# WORKING DATA
__________
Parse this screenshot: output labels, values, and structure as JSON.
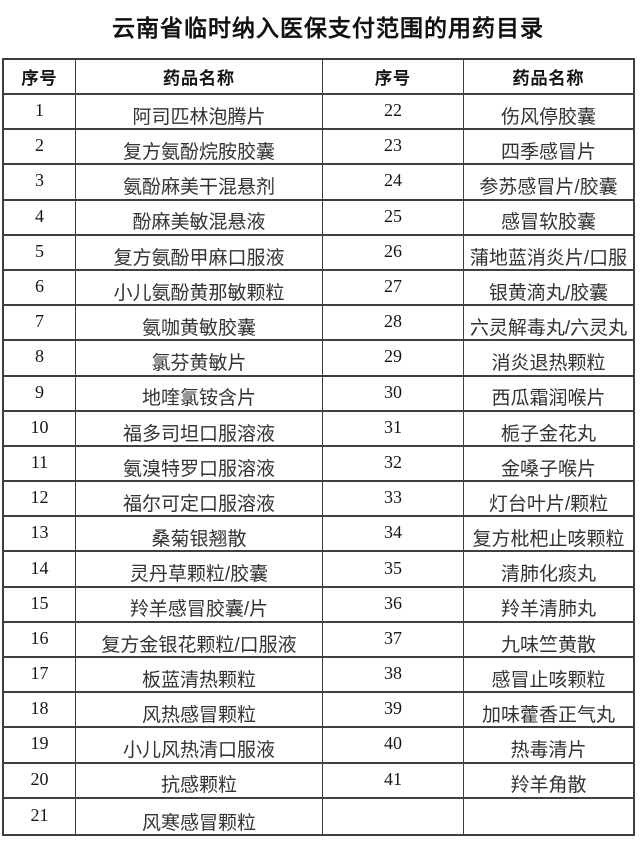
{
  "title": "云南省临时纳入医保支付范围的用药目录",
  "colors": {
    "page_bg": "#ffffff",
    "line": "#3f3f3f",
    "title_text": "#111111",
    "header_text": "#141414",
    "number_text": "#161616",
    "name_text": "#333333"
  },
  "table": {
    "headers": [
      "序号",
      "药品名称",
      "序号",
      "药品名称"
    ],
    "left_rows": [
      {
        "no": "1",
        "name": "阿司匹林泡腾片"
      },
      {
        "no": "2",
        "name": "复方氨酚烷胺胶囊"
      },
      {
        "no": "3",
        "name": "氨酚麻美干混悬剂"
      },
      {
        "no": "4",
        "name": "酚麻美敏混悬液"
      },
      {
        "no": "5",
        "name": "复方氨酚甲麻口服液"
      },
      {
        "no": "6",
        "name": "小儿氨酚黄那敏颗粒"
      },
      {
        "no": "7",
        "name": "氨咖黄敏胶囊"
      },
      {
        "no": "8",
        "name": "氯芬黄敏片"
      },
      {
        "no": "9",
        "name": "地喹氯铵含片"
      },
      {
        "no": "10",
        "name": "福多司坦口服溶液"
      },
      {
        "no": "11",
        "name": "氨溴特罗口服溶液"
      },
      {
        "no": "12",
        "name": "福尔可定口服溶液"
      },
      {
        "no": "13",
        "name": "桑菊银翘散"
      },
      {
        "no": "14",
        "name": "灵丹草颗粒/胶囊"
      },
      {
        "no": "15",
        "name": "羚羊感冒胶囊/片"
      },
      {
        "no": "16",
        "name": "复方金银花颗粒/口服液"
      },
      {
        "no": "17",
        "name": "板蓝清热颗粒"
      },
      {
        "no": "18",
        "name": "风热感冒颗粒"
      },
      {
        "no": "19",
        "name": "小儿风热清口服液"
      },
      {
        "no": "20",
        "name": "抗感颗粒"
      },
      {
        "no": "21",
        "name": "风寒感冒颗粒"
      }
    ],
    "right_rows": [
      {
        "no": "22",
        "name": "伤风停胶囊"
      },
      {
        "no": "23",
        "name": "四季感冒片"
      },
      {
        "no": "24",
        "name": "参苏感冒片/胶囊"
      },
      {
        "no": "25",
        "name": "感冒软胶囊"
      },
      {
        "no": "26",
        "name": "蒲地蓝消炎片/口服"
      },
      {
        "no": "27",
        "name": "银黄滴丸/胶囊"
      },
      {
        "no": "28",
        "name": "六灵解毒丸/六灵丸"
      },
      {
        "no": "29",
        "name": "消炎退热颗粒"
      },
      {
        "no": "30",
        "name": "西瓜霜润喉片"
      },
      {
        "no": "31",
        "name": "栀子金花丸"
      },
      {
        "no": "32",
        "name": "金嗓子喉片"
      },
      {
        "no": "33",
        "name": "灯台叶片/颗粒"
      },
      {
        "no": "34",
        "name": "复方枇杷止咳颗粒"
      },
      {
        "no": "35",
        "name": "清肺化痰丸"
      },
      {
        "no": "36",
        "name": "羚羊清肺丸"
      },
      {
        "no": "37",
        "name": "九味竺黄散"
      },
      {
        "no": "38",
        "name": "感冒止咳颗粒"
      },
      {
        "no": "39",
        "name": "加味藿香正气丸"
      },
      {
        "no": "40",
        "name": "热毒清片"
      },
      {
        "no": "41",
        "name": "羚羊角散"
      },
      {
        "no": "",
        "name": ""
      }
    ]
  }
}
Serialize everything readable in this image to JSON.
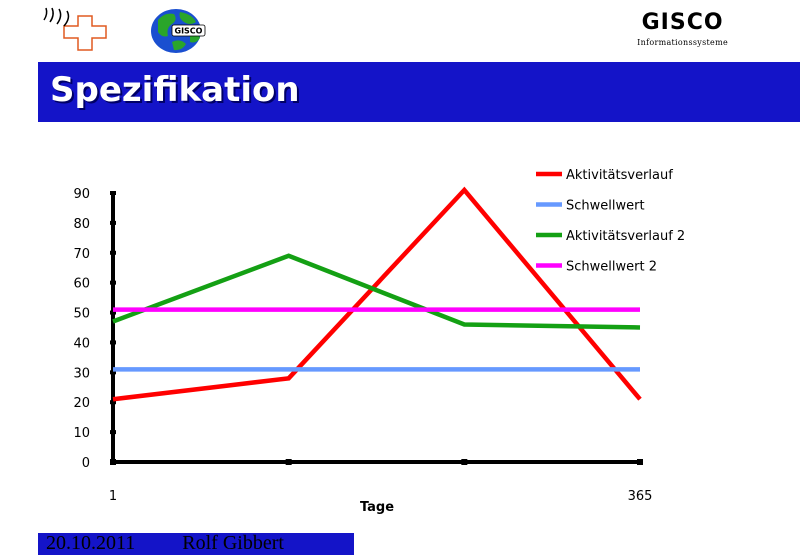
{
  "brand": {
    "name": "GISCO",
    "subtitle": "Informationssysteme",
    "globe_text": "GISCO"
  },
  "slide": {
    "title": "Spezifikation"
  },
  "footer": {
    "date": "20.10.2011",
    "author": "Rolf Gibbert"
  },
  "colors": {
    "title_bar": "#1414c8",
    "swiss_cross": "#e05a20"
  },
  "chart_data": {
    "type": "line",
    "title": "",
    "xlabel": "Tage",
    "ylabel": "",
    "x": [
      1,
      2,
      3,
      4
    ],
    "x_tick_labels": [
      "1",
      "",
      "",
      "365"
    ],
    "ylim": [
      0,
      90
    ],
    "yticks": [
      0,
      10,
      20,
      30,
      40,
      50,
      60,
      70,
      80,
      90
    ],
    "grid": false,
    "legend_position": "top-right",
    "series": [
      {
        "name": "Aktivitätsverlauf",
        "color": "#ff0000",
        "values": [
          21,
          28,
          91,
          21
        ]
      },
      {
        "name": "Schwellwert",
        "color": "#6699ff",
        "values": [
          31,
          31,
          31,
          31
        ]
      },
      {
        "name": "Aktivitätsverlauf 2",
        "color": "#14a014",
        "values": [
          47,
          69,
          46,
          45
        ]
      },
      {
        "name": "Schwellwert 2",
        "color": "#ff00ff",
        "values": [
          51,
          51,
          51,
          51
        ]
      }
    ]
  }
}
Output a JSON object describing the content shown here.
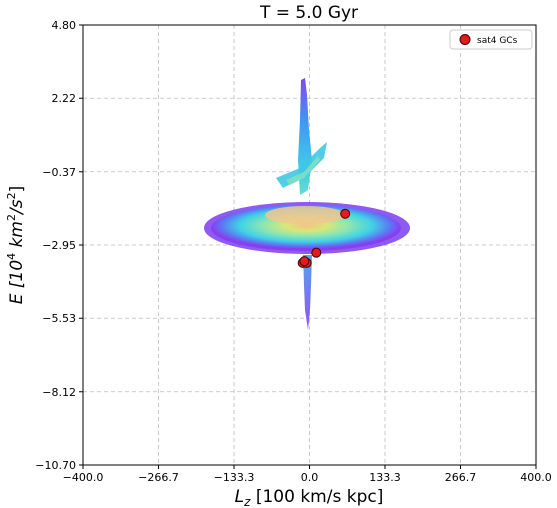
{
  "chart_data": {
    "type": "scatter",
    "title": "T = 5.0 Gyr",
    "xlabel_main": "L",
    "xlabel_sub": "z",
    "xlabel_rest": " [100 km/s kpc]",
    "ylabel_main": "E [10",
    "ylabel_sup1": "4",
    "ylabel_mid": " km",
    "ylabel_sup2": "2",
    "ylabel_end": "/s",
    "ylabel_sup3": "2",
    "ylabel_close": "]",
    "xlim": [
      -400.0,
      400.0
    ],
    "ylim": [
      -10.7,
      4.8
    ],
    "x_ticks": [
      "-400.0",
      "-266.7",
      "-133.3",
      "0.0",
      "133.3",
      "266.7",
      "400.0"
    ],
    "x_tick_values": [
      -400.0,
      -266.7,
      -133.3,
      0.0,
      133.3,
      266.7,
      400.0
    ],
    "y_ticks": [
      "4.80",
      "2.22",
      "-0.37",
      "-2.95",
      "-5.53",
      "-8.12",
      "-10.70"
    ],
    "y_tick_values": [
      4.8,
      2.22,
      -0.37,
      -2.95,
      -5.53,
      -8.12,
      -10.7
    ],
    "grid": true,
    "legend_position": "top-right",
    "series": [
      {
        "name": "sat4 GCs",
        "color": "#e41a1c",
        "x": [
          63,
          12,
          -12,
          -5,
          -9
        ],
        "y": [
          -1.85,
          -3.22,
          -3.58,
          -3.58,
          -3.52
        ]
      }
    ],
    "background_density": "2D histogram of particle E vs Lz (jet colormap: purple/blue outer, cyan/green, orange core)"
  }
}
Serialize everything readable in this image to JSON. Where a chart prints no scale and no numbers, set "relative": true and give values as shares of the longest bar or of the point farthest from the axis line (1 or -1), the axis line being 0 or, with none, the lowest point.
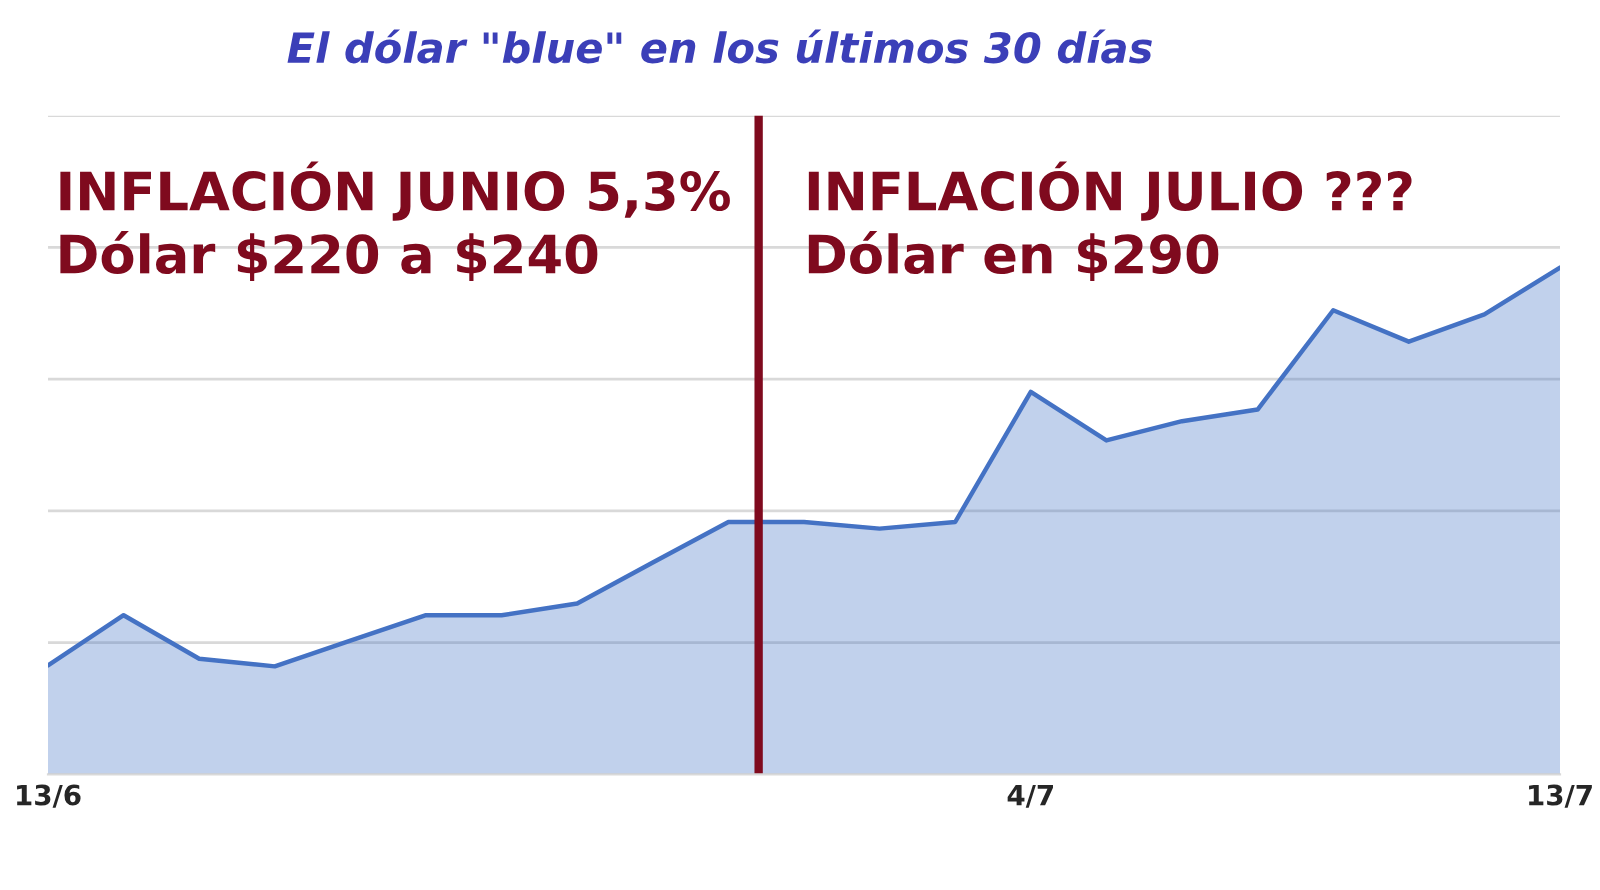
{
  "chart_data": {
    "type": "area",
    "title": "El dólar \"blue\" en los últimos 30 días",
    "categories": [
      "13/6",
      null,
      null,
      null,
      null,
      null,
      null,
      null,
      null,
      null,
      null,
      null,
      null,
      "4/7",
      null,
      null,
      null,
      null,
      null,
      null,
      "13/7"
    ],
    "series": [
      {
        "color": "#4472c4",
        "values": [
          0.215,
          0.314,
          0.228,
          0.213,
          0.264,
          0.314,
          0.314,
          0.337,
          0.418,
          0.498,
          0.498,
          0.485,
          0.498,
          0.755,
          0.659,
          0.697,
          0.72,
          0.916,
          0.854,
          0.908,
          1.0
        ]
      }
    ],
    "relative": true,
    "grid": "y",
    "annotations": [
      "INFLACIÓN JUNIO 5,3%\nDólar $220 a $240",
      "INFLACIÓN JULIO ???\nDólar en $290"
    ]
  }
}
__________
# WHAT TO WORK ON
Keep the pictures out of the copy and return the rest of the data above exactly.

# SOLVED EXERCISE
Parse this screenshot: output labels, values, and structure as JSON.
{
  "title": "云南省临时纳入医保支付范围的用药目录",
  "colors": {
    "page_bg": "#ffffff",
    "line": "#3f3f3f",
    "title_text": "#111111",
    "header_text": "#141414",
    "number_text": "#161616",
    "name_text": "#333333"
  },
  "table": {
    "headers": [
      "序号",
      "药品名称",
      "序号",
      "药品名称"
    ],
    "left_rows": [
      {
        "no": "1",
        "name": "阿司匹林泡腾片"
      },
      {
        "no": "2",
        "name": "复方氨酚烷胺胶囊"
      },
      {
        "no": "3",
        "name": "氨酚麻美干混悬剂"
      },
      {
        "no": "4",
        "name": "酚麻美敏混悬液"
      },
      {
        "no": "5",
        "name": "复方氨酚甲麻口服液"
      },
      {
        "no": "6",
        "name": "小儿氨酚黄那敏颗粒"
      },
      {
        "no": "7",
        "name": "氨咖黄敏胶囊"
      },
      {
        "no": "8",
        "name": "氯芬黄敏片"
      },
      {
        "no": "9",
        "name": "地喹氯铵含片"
      },
      {
        "no": "10",
        "name": "福多司坦口服溶液"
      },
      {
        "no": "11",
        "name": "氨溴特罗口服溶液"
      },
      {
        "no": "12",
        "name": "福尔可定口服溶液"
      },
      {
        "no": "13",
        "name": "桑菊银翘散"
      },
      {
        "no": "14",
        "name": "灵丹草颗粒/胶囊"
      },
      {
        "no": "15",
        "name": "羚羊感冒胶囊/片"
      },
      {
        "no": "16",
        "name": "复方金银花颗粒/口服液"
      },
      {
        "no": "17",
        "name": "板蓝清热颗粒"
      },
      {
        "no": "18",
        "name": "风热感冒颗粒"
      },
      {
        "no": "19",
        "name": "小儿风热清口服液"
      },
      {
        "no": "20",
        "name": "抗感颗粒"
      },
      {
        "no": "21",
        "name": "风寒感冒颗粒"
      }
    ],
    "right_rows": [
      {
        "no": "22",
        "name": "伤风停胶囊"
      },
      {
        "no": "23",
        "name": "四季感冒片"
      },
      {
        "no": "24",
        "name": "参苏感冒片/胶囊"
      },
      {
        "no": "25",
        "name": "感冒软胶囊"
      },
      {
        "no": "26",
        "name": "蒲地蓝消炎片/口服"
      },
      {
        "no": "27",
        "name": "银黄滴丸/胶囊"
      },
      {
        "no": "28",
        "name": "六灵解毒丸/六灵丸"
      },
      {
        "no": "29",
        "name": "消炎退热颗粒"
      },
      {
        "no": "30",
        "name": "西瓜霜润喉片"
      },
      {
        "no": "31",
        "name": "栀子金花丸"
      },
      {
        "no": "32",
        "name": "金嗓子喉片"
      },
      {
        "no": "33",
        "name": "灯台叶片/颗粒"
      },
      {
        "no": "34",
        "name": "复方枇杷止咳颗粒"
      },
      {
        "no": "35",
        "name": "清肺化痰丸"
      },
      {
        "no": "36",
        "name": "羚羊清肺丸"
      },
      {
        "no": "37",
        "name": "九味竺黄散"
      },
      {
        "no": "38",
        "name": "感冒止咳颗粒"
      },
      {
        "no": "39",
        "name": "加味藿香正气丸"
      },
      {
        "no": "40",
        "name": "热毒清片"
      },
      {
        "no": "41",
        "name": "羚羊角散"
      },
      {
        "no": "",
        "name": ""
      }
    ]
  }
}
Serialize everything readable in this image to JSON.
{
  "brand": {
    "name": "GISCO",
    "subtitle": "Informationssysteme",
    "globe_text": "GISCO"
  },
  "slide": {
    "title": "Spezifikation"
  },
  "footer": {
    "date": "20.10.2011",
    "author": "Rolf Gibbert"
  },
  "colors": {
    "title_bar": "#1414c8",
    "swiss_cross": "#e05a20"
  },
  "chart_data": {
    "type": "line",
    "title": "",
    "xlabel": "Tage",
    "ylabel": "",
    "x": [
      1,
      2,
      3,
      4
    ],
    "x_tick_labels": [
      "1",
      "",
      "",
      "365"
    ],
    "ylim": [
      0,
      90
    ],
    "yticks": [
      0,
      10,
      20,
      30,
      40,
      50,
      60,
      70,
      80,
      90
    ],
    "grid": false,
    "legend_position": "top-right",
    "series": [
      {
        "name": "Aktivitätsverlauf",
        "color": "#ff0000",
        "values": [
          21,
          28,
          91,
          21
        ]
      },
      {
        "name": "Schwellwert",
        "color": "#6699ff",
        "values": [
          31,
          31,
          31,
          31
        ]
      },
      {
        "name": "Aktivitätsverlauf 2",
        "color": "#14a014",
        "values": [
          47,
          69,
          46,
          45
        ]
      },
      {
        "name": "Schwellwert 2",
        "color": "#ff00ff",
        "values": [
          51,
          51,
          51,
          51
        ]
      }
    ]
  }
}
Output a JSON object describing the content shown here.
{
  "chart_data": {
    "type": "scatter",
    "title": "T = 5.0 Gyr",
    "xlabel_main": "L",
    "xlabel_sub": "z",
    "xlabel_rest": " [100 km/s kpc]",
    "ylabel_main": "E [10",
    "ylabel_sup1": "4",
    "ylabel_mid": " km",
    "ylabel_sup2": "2",
    "ylabel_end": "/s",
    "ylabel_sup3": "2",
    "ylabel_close": "]",
    "xlim": [
      -400.0,
      400.0
    ],
    "ylim": [
      -10.7,
      4.8
    ],
    "x_ticks": [
      "-400.0",
      "-266.7",
      "-133.3",
      "0.0",
      "133.3",
      "266.7",
      "400.0"
    ],
    "x_tick_values": [
      -400.0,
      -266.7,
      -133.3,
      0.0,
      133.3,
      266.7,
      400.0
    ],
    "y_ticks": [
      "4.80",
      "2.22",
      "-0.37",
      "-2.95",
      "-5.53",
      "-8.12",
      "-10.70"
    ],
    "y_tick_values": [
      4.8,
      2.22,
      -0.37,
      -2.95,
      -5.53,
      -8.12,
      -10.7
    ],
    "grid": true,
    "legend_position": "top-right",
    "series": [
      {
        "name": "sat4 GCs",
        "color": "#e41a1c",
        "x": [
          63,
          12,
          -12,
          -5,
          -9
        ],
        "y": [
          -1.85,
          -3.22,
          -3.58,
          -3.58,
          -3.52
        ]
      }
    ],
    "background_density": "2D histogram of particle E vs Lz (jet colormap: purple/blue outer, cyan/green, orange core)"
  }
}
Serialize everything readable in this image to JSON. Where a chart prints no scale and no numbers, set "relative": true and give values as shares of the longest bar or of the point farthest from the axis line (1 or -1), the axis line being 0 or, with none, the lowest point.
{
  "chart_data": {
    "type": "area",
    "title": "El dólar \"blue\" en los últimos 30 días",
    "categories": [
      "13/6",
      null,
      null,
      null,
      null,
      null,
      null,
      null,
      null,
      null,
      null,
      null,
      null,
      "4/7",
      null,
      null,
      null,
      null,
      null,
      null,
      "13/7"
    ],
    "series": [
      {
        "color": "#4472c4",
        "values": [
          0.215,
          0.314,
          0.228,
          0.213,
          0.264,
          0.314,
          0.314,
          0.337,
          0.418,
          0.498,
          0.498,
          0.485,
          0.498,
          0.755,
          0.659,
          0.697,
          0.72,
          0.916,
          0.854,
          0.908,
          1.0
        ]
      }
    ],
    "relative": true,
    "grid": "y",
    "annotations": [
      "INFLACIÓN JUNIO 5,3%\nDólar $220 a $240",
      "INFLACIÓN JULIO ???\nDólar en $290"
    ]
  }
}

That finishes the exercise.